[start of Records shown]

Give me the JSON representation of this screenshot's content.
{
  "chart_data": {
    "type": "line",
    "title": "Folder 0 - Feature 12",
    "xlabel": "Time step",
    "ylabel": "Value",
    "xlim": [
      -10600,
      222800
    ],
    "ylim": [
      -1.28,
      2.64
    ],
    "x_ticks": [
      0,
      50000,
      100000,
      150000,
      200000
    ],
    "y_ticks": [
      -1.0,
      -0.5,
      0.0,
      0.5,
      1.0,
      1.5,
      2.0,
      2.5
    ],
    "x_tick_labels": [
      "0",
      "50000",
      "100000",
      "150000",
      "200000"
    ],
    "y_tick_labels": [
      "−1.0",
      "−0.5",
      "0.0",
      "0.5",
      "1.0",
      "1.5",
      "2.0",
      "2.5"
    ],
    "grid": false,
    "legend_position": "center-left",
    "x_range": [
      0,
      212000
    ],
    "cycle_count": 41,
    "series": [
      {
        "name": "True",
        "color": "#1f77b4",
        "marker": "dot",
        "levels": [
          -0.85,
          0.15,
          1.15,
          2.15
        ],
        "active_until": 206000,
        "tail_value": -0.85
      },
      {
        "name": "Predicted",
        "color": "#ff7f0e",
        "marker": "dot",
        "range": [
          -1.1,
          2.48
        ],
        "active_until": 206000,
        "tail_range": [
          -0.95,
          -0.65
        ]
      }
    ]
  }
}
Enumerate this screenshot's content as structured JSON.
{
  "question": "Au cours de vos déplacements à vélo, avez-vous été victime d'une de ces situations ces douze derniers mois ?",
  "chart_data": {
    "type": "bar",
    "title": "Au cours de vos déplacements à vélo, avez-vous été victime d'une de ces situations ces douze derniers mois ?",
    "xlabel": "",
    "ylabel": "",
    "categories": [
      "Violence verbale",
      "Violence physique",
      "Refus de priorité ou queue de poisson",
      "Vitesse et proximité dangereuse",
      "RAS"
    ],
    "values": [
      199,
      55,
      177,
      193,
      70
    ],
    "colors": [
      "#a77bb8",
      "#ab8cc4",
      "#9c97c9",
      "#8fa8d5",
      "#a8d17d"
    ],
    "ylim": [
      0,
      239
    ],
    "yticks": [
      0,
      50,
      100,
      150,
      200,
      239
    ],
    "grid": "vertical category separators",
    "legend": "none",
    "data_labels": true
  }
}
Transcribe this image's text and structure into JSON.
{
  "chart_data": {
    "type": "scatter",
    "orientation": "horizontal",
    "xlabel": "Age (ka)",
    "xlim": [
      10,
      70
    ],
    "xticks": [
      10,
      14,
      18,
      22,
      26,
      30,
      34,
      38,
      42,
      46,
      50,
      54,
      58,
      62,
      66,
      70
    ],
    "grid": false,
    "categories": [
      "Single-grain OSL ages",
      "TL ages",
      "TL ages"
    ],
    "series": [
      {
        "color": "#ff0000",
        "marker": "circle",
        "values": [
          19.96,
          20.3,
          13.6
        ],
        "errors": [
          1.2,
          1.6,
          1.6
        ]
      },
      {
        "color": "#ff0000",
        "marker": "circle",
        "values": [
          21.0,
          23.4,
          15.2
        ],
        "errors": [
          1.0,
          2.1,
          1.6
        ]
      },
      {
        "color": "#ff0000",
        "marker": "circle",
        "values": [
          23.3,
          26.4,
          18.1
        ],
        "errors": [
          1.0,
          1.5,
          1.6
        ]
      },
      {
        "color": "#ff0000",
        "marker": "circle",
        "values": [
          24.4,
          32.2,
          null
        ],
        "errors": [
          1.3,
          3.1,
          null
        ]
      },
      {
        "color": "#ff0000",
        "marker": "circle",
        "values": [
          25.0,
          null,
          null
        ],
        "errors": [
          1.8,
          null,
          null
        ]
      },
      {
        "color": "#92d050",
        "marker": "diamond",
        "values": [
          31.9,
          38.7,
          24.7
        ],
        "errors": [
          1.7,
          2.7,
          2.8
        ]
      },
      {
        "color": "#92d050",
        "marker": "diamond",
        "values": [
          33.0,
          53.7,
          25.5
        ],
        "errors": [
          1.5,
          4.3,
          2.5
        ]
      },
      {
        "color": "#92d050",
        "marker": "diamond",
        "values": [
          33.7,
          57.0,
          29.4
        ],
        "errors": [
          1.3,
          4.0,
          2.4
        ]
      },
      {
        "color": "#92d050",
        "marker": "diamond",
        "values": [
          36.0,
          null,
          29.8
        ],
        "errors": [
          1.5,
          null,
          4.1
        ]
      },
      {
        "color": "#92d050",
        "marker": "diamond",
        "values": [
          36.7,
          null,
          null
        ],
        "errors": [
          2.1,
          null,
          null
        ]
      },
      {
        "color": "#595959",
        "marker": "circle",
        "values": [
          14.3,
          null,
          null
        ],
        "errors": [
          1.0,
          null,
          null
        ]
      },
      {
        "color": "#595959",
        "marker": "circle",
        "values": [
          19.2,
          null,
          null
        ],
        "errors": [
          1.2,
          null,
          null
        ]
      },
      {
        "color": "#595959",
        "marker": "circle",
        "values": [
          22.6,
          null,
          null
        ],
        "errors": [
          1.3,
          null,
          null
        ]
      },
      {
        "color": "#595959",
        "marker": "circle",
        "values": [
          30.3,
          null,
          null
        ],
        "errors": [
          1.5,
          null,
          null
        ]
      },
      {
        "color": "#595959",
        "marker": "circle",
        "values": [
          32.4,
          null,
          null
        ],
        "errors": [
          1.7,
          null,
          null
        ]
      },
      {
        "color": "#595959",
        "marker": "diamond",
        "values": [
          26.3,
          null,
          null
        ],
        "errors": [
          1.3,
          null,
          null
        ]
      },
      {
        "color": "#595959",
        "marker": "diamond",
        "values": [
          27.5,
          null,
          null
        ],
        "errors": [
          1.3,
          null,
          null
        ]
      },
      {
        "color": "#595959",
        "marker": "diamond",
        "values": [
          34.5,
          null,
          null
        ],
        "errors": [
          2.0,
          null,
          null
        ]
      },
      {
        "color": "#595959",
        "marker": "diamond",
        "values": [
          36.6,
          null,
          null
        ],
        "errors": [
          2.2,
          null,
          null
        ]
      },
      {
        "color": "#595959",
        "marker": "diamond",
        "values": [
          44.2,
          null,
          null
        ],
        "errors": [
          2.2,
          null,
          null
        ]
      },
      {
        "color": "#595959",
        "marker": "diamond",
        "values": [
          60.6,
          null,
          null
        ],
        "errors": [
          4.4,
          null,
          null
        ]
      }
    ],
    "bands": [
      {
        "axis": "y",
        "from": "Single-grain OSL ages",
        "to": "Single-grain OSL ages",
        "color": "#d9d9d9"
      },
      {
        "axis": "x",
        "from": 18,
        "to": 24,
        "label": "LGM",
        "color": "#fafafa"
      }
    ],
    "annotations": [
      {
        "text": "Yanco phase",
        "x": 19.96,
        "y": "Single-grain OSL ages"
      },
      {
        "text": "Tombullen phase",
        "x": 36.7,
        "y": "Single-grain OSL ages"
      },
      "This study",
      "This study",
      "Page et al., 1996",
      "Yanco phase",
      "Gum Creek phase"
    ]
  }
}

[end of Records shown]

» **Set task**: Exactly as they are written, print the entries again.

» **Full output**:
Give me the JSON representation of this screenshot's content.
{
  "chart_data": {
    "type": "line",
    "title": "Folder 0 - Feature 12",
    "xlabel": "Time step",
    "ylabel": "Value",
    "xlim": [
      -10600,
      222800
    ],
    "ylim": [
      -1.28,
      2.64
    ],
    "x_ticks": [
      0,
      50000,
      100000,
      150000,
      200000
    ],
    "y_ticks": [
      -1.0,
      -0.5,
      0.0,
      0.5,
      1.0,
      1.5,
      2.0,
      2.5
    ],
    "x_tick_labels": [
      "0",
      "50000",
      "100000",
      "150000",
      "200000"
    ],
    "y_tick_labels": [
      "−1.0",
      "−0.5",
      "0.0",
      "0.5",
      "1.0",
      "1.5",
      "2.0",
      "2.5"
    ],
    "grid": false,
    "legend_position": "center-left",
    "x_range": [
      0,
      212000
    ],
    "cycle_count": 41,
    "series": [
      {
        "name": "True",
        "color": "#1f77b4",
        "marker": "dot",
        "levels": [
          -0.85,
          0.15,
          1.15,
          2.15
        ],
        "active_until": 206000,
        "tail_value": -0.85
      },
      {
        "name": "Predicted",
        "color": "#ff7f0e",
        "marker": "dot",
        "range": [
          -1.1,
          2.48
        ],
        "active_until": 206000,
        "tail_range": [
          -0.95,
          -0.65
        ]
      }
    ]
  }
}
Enumerate this screenshot's content as structured JSON.
{
  "question": "Au cours de vos déplacements à vélo, avez-vous été victime d'une de ces situations ces douze derniers mois ?",
  "chart_data": {
    "type": "bar",
    "title": "Au cours de vos déplacements à vélo, avez-vous été victime d'une de ces situations ces douze derniers mois ?",
    "xlabel": "",
    "ylabel": "",
    "categories": [
      "Violence verbale",
      "Violence physique",
      "Refus de priorité ou queue de poisson",
      "Vitesse et proximité dangereuse",
      "RAS"
    ],
    "values": [
      199,
      55,
      177,
      193,
      70
    ],
    "colors": [
      "#a77bb8",
      "#ab8cc4",
      "#9c97c9",
      "#8fa8d5",
      "#a8d17d"
    ],
    "ylim": [
      0,
      239
    ],
    "yticks": [
      0,
      50,
      100,
      150,
      200,
      239
    ],
    "grid": "vertical category separators",
    "legend": "none",
    "data_labels": true
  }
}
Transcribe this image's text and structure into JSON.
{
  "chart_data": {
    "type": "scatter",
    "orientation": "horizontal",
    "xlabel": "Age (ka)",
    "xlim": [
      10,
      70
    ],
    "xticks": [
      10,
      14,
      18,
      22,
      26,
      30,
      34,
      38,
      42,
      46,
      50,
      54,
      58,
      62,
      66,
      70
    ],
    "grid": false,
    "categories": [
      "Single-grain OSL ages",
      "TL ages",
      "TL ages"
    ],
    "series": [
      {
        "color": "#ff0000",
        "marker": "circle",
        "values": [
          19.96,
          20.3,
          13.6
        ],
        "errors": [
          1.2,
          1.6,
          1.6
        ]
      },
      {
        "color": "#ff0000",
        "marker": "circle",
        "values": [
          21.0,
          23.4,
          15.2
        ],
        "errors": [
          1.0,
          2.1,
          1.6
        ]
      },
      {
        "color": "#ff0000",
        "marker": "circle",
        "values": [
          23.3,
          26.4,
          18.1
        ],
        "errors": [
          1.0,
          1.5,
          1.6
        ]
      },
      {
        "color": "#ff0000",
        "marker": "circle",
        "values": [
          24.4,
          32.2,
          null
        ],
        "errors": [
          1.3,
          3.1,
          null
        ]
      },
      {
        "color": "#ff0000",
        "marker": "circle",
        "values": [
          25.0,
          null,
          null
        ],
        "errors": [
          1.8,
          null,
          null
        ]
      },
      {
        "color": "#92d050",
        "marker": "diamond",
        "values": [
          31.9,
          38.7,
          24.7
        ],
        "errors": [
          1.7,
          2.7,
          2.8
        ]
      },
      {
        "color": "#92d050",
        "marker": "diamond",
        "values": [
          33.0,
          53.7,
          25.5
        ],
        "errors": [
          1.5,
          4.3,
          2.5
        ]
      },
      {
        "color": "#92d050",
        "marker": "diamond",
        "values": [
          33.7,
          57.0,
          29.4
        ],
        "errors": [
          1.3,
          4.0,
          2.4
        ]
      },
      {
        "color": "#92d050",
        "marker": "diamond",
        "values": [
          36.0,
          null,
          29.8
        ],
        "errors": [
          1.5,
          null,
          4.1
        ]
      },
      {
        "color": "#92d050",
        "marker": "diamond",
        "values": [
          36.7,
          null,
          null
        ],
        "errors": [
          2.1,
          null,
          null
        ]
      },
      {
        "color": "#595959",
        "marker": "circle",
        "values": [
          14.3,
          null,
          null
        ],
        "errors": [
          1.0,
          null,
          null
        ]
      },
      {
        "color": "#595959",
        "marker": "circle",
        "values": [
          19.2,
          null,
          null
        ],
        "errors": [
          1.2,
          null,
          null
        ]
      },
      {
        "color": "#595959",
        "marker": "circle",
        "values": [
          22.6,
          null,
          null
        ],
        "errors": [
          1.3,
          null,
          null
        ]
      },
      {
        "color": "#595959",
        "marker": "circle",
        "values": [
          30.3,
          null,
          null
        ],
        "errors": [
          1.5,
          null,
          null
        ]
      },
      {
        "color": "#595959",
        "marker": "circle",
        "values": [
          32.4,
          null,
          null
        ],
        "errors": [
          1.7,
          null,
          null
        ]
      },
      {
        "color": "#595959",
        "marker": "diamond",
        "values": [
          26.3,
          null,
          null
        ],
        "errors": [
          1.3,
          null,
          null
        ]
      },
      {
        "color": "#595959",
        "marker": "diamond",
        "values": [
          27.5,
          null,
          null
        ],
        "errors": [
          1.3,
          null,
          null
        ]
      },
      {
        "color": "#595959",
        "marker": "diamond",
        "values": [
          34.5,
          null,
          null
        ],
        "errors": [
          2.0,
          null,
          null
        ]
      },
      {
        "color": "#595959",
        "marker": "diamond",
        "values": [
          36.6,
          null,
          null
        ],
        "errors": [
          2.2,
          null,
          null
        ]
      },
      {
        "color": "#595959",
        "marker": "diamond",
        "values": [
          44.2,
          null,
          null
        ],
        "errors": [
          2.2,
          null,
          null
        ]
      },
      {
        "color": "#595959",
        "marker": "diamond",
        "values": [
          60.6,
          null,
          null
        ],
        "errors": [
          4.4,
          null,
          null
        ]
      }
    ],
    "bands": [
      {
        "axis": "y",
        "from": "Single-grain OSL ages",
        "to": "Single-grain OSL ages",
        "color": "#d9d9d9"
      },
      {
        "axis": "x",
        "from": 18,
        "to": 24,
        "label": "LGM",
        "color": "#fafafa"
      }
    ],
    "annotations": [
      {
        "text": "Yanco phase",
        "x": 19.96,
        "y": "Single-grain OSL ages"
      },
      {
        "text": "Tombullen phase",
        "x": 36.7,
        "y": "Single-grain OSL ages"
      },
      "This study",
      "This study",
      "Page et al., 1996",
      "Yanco phase",
      "Gum Creek phase"
    ]
  }
}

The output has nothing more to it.